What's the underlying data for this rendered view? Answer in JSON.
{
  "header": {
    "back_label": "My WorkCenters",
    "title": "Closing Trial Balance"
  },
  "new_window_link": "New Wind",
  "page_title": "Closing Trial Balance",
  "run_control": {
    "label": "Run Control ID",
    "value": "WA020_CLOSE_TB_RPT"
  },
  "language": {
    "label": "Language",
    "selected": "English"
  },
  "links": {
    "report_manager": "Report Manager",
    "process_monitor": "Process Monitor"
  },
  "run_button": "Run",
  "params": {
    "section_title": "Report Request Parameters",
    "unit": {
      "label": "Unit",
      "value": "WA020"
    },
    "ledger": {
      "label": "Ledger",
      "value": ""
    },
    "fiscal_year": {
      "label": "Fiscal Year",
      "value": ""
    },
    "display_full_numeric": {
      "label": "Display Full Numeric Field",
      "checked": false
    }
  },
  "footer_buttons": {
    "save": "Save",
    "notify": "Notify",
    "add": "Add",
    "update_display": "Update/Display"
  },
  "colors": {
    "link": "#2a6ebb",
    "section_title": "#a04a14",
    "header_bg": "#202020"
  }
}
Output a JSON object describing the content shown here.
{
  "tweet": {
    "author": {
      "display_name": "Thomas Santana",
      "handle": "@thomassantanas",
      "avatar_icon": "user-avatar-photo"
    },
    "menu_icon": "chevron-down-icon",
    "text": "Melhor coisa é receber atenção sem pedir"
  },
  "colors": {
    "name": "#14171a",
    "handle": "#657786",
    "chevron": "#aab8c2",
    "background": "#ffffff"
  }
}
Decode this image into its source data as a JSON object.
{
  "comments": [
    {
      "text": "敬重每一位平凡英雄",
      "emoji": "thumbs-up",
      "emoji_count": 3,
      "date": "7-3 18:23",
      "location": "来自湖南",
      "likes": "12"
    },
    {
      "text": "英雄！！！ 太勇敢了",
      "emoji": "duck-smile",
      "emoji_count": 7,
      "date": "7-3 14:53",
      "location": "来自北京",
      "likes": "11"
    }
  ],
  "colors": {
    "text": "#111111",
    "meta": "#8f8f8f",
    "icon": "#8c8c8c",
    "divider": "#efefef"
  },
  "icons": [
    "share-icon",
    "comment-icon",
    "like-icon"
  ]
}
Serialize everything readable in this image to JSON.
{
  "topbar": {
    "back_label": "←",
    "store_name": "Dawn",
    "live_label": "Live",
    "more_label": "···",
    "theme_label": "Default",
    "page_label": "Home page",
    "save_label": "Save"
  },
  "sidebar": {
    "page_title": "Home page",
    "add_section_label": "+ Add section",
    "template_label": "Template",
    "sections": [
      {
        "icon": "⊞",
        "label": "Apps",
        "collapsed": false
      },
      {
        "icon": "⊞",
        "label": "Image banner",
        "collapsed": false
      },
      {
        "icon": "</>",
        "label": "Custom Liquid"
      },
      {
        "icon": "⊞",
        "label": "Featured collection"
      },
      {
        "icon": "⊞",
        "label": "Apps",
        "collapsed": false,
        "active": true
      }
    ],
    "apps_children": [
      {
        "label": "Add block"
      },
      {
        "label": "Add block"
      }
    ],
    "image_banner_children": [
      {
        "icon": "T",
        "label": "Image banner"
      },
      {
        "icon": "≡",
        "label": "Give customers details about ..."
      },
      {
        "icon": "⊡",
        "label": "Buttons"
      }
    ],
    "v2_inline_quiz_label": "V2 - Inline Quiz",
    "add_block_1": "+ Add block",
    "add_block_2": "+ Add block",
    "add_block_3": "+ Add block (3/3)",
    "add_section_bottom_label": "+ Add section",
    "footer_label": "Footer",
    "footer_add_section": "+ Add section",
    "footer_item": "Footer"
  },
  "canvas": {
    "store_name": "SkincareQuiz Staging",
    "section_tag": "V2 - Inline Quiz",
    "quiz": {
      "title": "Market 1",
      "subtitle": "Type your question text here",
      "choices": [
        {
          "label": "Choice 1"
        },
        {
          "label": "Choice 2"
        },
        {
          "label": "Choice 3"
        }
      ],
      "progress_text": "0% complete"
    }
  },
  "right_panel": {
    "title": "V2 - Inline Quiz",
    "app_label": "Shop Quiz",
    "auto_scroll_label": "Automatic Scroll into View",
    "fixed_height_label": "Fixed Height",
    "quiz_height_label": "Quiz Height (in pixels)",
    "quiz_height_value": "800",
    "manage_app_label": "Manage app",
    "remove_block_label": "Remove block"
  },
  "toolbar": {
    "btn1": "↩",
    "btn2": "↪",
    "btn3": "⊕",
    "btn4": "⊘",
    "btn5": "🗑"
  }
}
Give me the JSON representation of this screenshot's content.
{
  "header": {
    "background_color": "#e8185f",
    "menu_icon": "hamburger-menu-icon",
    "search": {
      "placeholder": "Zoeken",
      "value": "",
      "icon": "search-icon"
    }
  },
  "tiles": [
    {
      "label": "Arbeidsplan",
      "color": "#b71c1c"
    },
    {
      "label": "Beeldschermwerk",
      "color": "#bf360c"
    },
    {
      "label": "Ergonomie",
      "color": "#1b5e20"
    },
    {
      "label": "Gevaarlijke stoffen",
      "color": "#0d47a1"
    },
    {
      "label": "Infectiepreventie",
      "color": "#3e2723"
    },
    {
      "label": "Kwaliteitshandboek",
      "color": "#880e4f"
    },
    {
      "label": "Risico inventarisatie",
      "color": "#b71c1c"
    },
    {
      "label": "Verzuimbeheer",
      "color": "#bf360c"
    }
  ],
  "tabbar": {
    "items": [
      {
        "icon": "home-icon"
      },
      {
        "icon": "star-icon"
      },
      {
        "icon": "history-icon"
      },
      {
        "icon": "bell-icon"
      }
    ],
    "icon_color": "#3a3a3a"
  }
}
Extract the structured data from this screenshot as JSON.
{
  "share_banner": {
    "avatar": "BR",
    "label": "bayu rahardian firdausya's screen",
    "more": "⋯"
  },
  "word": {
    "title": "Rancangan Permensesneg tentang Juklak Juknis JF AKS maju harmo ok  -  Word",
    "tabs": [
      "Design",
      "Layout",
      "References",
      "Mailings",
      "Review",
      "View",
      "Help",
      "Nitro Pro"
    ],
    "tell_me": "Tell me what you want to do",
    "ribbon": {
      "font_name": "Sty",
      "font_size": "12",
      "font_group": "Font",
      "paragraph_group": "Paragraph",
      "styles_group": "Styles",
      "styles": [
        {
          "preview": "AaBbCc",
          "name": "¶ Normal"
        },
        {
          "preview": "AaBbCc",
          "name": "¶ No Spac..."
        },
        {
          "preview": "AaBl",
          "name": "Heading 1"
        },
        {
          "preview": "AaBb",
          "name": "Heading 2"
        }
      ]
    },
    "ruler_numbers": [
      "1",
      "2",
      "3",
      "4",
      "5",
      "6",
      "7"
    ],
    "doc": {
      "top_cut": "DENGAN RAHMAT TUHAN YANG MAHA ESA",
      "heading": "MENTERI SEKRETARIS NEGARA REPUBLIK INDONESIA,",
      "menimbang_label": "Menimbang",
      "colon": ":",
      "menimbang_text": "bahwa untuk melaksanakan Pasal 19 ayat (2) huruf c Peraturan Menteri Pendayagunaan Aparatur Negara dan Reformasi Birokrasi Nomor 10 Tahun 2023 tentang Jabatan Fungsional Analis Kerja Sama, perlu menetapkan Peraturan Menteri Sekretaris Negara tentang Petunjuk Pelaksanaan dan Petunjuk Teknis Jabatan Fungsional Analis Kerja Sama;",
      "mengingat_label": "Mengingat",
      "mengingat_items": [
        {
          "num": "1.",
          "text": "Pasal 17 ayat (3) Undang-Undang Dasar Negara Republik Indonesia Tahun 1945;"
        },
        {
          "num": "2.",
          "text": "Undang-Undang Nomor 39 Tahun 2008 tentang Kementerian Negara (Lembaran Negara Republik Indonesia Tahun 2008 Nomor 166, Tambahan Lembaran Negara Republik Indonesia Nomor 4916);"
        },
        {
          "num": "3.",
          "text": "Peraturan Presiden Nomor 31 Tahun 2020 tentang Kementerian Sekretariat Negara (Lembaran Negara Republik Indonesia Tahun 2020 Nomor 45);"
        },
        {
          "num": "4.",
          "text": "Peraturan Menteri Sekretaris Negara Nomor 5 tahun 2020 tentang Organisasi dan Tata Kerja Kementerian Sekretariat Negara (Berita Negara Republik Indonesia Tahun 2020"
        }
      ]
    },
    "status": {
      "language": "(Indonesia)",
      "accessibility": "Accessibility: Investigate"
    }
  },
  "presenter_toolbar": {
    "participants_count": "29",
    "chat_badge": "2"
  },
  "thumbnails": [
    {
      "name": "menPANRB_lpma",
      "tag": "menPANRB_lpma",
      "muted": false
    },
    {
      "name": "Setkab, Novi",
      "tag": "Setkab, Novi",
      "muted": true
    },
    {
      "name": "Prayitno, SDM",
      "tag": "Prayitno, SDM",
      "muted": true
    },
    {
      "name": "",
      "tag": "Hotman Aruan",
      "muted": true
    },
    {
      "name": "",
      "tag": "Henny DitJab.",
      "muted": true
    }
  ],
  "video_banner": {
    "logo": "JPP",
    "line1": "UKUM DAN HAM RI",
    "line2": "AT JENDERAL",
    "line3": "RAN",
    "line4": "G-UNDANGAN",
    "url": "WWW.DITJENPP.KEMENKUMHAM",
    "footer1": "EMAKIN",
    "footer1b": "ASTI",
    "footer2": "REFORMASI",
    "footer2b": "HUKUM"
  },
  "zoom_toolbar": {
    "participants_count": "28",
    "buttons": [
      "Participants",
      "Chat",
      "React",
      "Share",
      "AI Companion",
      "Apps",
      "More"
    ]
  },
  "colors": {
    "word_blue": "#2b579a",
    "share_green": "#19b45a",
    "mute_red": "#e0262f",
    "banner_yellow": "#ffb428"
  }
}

Task description | Take every line containing the word "Inline" and copy it.

Correct output |
    "v2_inline_quiz_label": "V2 - Inline Quiz",
    "section_tag": "V2 - Inline Quiz",
    "title": "V2 - Inline Quiz",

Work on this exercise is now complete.